■ **WHAT THE EXERCISE ASKS**: Would you please write out each entry precisely as given?

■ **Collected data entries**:
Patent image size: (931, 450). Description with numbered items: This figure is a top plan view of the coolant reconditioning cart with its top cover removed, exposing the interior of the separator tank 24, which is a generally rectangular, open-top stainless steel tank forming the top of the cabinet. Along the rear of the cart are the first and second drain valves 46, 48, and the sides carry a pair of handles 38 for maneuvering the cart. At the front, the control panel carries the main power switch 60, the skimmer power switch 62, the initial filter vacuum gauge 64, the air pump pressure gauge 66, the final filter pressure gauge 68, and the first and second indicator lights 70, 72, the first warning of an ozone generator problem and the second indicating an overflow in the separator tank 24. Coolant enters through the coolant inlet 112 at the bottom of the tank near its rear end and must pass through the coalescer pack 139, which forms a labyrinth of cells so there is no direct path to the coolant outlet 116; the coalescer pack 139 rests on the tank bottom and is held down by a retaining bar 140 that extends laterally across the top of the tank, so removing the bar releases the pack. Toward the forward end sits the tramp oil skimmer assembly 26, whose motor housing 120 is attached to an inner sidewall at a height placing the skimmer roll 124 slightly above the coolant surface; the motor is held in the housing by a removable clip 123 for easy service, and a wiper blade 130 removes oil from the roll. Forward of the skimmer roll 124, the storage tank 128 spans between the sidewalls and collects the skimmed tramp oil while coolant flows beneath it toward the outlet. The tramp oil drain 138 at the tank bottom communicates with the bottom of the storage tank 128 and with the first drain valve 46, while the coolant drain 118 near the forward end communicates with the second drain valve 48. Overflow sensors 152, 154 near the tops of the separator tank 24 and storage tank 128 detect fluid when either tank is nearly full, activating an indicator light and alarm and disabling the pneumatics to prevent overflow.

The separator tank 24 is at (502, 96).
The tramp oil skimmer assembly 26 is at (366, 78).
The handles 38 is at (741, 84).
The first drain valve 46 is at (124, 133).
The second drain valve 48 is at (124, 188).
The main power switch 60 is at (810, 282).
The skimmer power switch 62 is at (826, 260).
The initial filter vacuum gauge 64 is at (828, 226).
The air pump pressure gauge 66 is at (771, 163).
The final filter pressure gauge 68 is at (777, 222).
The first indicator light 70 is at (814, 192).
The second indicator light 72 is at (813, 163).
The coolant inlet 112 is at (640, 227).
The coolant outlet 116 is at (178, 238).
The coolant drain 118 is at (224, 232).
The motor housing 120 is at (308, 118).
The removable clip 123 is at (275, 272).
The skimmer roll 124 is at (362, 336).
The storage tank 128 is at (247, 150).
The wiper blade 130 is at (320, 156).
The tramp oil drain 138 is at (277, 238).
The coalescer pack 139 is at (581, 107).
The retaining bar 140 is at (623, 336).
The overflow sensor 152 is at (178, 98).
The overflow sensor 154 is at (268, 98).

■ **TASK RESPONSE**:
Patent image size: (931, 450). Description with numbered items: This figure is a top plan view of the coolant reconditioning cart with its top cover removed, exposing the interior of the separator tank 24, which is a generally rectangular, open-top stainless steel tank forming the top of the cabinet. Along the rear of the cart are the first and second drain valves 46, 48, and the sides carry a pair of handles 38 for maneuvering the cart. At the front, the control panel carries the main power switch 60, the skimmer power switch 62, the initial filter vacuum gauge 64, the air pump pressure gauge 66, the final filter pressure gauge 68, and the first and second indicator lights 70, 72, the first warning of an ozone generator problem and the second indicating an overflow in the separator tank 24. Coolant enters through the coolant inlet 112 at the bottom of the tank near its rear end and must pass through the coalescer pack 139, which forms a labyrinth of cells so there is no direct path to the coolant outlet 116; the coalescer pack 139 rests on the tank bottom and is held down by a retaining bar 140 that extends laterally across the top of the tank, so removing the bar releases the pack. Toward the forward end sits the tramp oil skimmer assembly 26, whose motor housing 120 is attached to an inner sidewall at a height placing the skimmer roll 124 slightly above the coolant surface; the motor is held in the housing by a removable clip 123 for easy service, and a wiper blade 130 removes oil from the roll. Forward of the skimmer roll 124, the storage tank 128 spans between the sidewalls and collects the skimmed tramp oil while coolant flows beneath it toward the outlet. The tramp oil drain 138 at the tank bottom communicates with the bottom of the storage tank 128 and with the first drain valve 46, while the coolant drain 118 near the forward end communicates with the second drain valve 48. Overflow sensors 152, 154 near the tops of the separator tank 24 and storage tank 128 detect fluid when either tank is nearly full, activating an indicator light and alarm and disabling the pneumatics to prevent overflow.

The separator tank 24 is at (502, 96).
The tramp oil skimmer assembly 26 is at (366, 78).
The handles 38 is at (741, 84).
The first drain valve 46 is at (124, 133).
The second drain valve 48 is at (124, 188).
The main power switch 60 is at (810, 282).
The skimmer power switch 62 is at (826, 260).
The initial filter vacuum gauge 64 is at (828, 226).
The air pump pressure gauge 66 is at (771, 163).
The final filter pressure gauge 68 is at (777, 222).
The first indicator light 70 is at (814, 192).
The second indicator light 72 is at (813, 163).
The coolant inlet 112 is at (640, 227).
The coolant outlet 116 is at (178, 238).
The coolant drain 118 is at (224, 232).
The motor housing 120 is at (308, 118).
The removable clip 123 is at (275, 272).
The skimmer roll 124 is at (362, 336).
The storage tank 128 is at (247, 150).
The wiper blade 130 is at (320, 156).
The tramp oil drain 138 is at (277, 238).
The coalescer pack 139 is at (581, 107).
The retaining bar 140 is at (623, 336).
The overflow sensor 152 is at (178, 98).
The overflow sensor 154 is at (268, 98).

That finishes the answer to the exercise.